-- Challenge --
In the records below, find each line containing the word "horizontal" and copy it.

-- Data rows --

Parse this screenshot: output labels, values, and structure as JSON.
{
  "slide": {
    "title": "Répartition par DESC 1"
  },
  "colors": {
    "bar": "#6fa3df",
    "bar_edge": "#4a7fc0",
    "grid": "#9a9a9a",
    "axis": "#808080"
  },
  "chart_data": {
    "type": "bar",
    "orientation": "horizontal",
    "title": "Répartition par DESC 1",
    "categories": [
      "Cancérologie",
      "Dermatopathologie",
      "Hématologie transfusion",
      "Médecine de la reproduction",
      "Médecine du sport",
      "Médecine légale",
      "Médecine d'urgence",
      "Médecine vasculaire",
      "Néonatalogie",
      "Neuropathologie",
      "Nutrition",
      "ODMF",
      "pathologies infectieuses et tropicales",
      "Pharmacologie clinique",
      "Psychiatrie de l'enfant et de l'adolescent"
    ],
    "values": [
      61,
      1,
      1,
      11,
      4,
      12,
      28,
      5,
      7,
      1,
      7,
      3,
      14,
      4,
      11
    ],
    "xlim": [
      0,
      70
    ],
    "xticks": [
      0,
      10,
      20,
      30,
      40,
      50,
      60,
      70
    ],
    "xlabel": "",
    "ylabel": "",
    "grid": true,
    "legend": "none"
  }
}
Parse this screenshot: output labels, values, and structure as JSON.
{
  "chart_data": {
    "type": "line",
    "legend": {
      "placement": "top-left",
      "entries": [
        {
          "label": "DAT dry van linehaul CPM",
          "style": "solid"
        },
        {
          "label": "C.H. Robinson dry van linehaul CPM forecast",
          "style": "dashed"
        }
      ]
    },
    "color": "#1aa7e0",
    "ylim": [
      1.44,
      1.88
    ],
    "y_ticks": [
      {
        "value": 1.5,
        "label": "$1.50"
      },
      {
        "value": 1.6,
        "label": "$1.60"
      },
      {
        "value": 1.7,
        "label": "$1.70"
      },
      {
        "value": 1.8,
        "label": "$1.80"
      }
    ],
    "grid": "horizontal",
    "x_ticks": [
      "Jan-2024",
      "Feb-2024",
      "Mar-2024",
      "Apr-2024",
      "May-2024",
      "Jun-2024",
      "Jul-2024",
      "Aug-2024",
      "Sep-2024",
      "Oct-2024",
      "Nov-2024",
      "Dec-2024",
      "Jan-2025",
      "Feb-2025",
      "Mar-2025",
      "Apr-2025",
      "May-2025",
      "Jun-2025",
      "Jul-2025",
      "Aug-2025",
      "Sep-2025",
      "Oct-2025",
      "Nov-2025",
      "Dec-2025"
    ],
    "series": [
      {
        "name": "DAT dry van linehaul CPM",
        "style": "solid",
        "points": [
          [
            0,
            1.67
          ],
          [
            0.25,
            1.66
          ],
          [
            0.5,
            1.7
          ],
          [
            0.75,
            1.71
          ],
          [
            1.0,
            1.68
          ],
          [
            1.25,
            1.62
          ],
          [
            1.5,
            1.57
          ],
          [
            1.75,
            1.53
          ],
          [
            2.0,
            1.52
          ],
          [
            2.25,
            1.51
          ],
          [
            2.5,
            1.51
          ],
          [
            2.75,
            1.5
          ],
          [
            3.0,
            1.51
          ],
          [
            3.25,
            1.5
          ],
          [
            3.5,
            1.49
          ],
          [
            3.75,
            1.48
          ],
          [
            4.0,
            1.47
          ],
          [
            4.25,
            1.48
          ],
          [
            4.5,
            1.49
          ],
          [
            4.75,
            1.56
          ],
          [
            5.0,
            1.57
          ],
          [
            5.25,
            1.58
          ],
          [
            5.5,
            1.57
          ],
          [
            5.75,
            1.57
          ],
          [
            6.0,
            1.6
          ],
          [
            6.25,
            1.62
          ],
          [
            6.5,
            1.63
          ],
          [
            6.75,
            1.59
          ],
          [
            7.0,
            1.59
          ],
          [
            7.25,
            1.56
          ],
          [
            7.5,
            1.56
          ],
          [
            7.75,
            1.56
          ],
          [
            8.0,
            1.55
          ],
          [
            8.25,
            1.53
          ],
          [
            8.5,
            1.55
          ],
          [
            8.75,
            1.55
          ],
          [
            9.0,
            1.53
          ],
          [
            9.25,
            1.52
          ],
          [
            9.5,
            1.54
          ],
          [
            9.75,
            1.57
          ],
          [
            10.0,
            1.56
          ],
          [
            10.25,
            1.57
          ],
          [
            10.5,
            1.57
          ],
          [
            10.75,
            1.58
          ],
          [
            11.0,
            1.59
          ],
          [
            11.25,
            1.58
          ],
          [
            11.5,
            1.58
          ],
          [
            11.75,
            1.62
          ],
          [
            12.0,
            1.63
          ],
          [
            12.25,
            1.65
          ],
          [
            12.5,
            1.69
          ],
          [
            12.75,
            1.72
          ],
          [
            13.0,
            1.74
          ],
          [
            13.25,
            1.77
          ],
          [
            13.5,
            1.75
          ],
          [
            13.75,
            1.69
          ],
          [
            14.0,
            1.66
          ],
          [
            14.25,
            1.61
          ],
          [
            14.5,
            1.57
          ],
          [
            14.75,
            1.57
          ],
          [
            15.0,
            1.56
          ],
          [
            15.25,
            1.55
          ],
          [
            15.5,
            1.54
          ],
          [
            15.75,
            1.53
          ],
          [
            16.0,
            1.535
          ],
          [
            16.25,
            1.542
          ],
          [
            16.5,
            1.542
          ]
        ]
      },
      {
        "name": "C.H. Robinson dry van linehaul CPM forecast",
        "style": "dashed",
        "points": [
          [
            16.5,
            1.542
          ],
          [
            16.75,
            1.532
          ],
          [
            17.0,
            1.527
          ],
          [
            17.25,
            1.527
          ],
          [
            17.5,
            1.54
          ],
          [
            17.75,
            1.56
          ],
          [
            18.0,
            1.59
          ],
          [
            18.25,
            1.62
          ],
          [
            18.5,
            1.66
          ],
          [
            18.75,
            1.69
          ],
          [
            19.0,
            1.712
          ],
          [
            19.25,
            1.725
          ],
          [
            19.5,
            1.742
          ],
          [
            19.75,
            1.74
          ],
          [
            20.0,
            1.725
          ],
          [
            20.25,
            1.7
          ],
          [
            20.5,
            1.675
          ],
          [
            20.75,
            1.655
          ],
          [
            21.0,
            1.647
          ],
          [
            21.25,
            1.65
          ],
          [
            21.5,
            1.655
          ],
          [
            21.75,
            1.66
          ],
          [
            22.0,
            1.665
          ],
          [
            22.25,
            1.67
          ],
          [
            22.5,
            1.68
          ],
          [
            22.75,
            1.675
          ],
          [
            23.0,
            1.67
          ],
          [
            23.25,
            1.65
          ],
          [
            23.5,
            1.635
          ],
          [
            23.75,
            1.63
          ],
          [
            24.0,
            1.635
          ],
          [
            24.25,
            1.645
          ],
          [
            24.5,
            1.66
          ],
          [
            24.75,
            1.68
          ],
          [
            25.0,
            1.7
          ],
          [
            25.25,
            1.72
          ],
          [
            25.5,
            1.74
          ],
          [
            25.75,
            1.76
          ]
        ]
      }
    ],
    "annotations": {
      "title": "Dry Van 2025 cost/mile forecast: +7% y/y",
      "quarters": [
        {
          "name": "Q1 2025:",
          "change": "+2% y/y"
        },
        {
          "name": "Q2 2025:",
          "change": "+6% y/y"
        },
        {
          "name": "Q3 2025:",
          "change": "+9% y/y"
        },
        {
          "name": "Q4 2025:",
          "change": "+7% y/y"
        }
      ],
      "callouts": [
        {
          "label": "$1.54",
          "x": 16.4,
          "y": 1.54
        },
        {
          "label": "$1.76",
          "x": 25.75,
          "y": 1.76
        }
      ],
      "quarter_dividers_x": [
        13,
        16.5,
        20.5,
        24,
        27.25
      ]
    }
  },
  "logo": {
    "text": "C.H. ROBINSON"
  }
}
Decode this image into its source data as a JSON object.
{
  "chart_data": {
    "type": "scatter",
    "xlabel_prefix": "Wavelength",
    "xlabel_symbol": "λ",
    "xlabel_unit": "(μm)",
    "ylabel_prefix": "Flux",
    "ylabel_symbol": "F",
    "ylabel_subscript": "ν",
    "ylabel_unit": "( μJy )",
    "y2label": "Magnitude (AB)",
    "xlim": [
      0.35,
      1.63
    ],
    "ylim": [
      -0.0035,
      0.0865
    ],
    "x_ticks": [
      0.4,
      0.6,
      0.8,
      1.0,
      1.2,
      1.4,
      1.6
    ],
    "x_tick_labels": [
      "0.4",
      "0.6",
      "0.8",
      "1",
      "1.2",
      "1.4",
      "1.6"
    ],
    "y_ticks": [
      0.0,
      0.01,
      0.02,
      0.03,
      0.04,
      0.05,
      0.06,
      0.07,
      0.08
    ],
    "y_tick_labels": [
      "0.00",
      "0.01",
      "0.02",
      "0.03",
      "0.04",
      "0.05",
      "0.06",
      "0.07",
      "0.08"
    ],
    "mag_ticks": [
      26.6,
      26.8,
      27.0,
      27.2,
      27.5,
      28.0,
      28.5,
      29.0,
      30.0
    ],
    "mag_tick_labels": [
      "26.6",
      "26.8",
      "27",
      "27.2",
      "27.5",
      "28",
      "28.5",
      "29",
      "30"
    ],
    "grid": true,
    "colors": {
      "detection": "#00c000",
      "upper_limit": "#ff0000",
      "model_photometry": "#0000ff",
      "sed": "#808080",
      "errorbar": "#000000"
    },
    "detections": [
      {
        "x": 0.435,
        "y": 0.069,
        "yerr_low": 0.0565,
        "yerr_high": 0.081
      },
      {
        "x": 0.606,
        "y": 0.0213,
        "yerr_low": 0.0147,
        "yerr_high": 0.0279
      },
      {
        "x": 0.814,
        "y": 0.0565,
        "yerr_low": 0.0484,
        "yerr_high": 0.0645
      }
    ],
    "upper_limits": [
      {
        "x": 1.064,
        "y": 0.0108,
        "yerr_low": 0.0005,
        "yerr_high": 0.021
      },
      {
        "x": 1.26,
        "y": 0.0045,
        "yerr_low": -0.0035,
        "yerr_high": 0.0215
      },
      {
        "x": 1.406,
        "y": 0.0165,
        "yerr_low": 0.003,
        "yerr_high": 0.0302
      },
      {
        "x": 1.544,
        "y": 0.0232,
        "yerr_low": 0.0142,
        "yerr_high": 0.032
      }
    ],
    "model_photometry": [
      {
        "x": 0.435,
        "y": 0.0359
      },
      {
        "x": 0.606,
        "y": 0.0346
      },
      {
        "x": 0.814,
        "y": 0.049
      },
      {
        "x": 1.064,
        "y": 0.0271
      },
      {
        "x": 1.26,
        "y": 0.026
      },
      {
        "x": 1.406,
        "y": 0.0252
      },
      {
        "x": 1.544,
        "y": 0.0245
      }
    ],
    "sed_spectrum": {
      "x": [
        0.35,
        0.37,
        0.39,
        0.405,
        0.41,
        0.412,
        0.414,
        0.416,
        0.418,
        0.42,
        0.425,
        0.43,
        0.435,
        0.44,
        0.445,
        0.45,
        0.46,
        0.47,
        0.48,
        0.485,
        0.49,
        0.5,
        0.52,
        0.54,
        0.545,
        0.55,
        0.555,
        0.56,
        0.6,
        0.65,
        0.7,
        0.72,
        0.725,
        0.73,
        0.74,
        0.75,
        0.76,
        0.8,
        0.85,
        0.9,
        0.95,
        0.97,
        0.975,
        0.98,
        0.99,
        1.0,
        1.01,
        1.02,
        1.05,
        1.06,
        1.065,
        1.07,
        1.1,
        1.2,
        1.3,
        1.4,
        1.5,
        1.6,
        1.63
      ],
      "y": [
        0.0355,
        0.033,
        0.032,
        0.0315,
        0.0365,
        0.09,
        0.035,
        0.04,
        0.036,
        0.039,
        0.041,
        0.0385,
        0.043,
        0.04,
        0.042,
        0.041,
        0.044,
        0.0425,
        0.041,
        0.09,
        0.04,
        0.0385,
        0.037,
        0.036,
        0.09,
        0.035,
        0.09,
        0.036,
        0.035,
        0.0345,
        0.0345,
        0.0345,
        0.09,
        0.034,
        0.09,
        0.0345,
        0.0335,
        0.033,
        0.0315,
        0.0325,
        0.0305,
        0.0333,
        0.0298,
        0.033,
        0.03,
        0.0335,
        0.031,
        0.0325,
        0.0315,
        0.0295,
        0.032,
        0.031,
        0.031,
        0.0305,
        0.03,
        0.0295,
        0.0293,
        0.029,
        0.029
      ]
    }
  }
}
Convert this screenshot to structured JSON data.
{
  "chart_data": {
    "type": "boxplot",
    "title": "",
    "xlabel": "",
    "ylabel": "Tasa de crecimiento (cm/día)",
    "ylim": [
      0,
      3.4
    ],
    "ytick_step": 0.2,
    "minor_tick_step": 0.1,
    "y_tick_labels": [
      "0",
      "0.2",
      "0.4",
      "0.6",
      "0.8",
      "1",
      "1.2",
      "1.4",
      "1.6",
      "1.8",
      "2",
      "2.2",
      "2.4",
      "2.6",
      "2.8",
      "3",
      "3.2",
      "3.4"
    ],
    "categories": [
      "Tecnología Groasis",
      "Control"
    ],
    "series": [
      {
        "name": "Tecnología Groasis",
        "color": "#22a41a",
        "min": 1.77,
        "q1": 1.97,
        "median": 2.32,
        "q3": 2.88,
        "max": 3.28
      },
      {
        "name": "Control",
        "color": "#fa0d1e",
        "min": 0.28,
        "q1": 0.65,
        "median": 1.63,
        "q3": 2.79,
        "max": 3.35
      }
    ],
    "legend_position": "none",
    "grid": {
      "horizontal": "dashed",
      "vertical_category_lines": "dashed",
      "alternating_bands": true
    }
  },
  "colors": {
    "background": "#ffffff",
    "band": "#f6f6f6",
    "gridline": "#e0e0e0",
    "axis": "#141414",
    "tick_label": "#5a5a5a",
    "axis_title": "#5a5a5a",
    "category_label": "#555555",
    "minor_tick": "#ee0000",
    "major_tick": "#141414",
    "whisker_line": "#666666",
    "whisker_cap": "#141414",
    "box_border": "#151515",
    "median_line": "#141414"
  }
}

-- Task output --
    "orientation": "horizontal",
    "grid": "horizontal",
      "horizontal": "dashed",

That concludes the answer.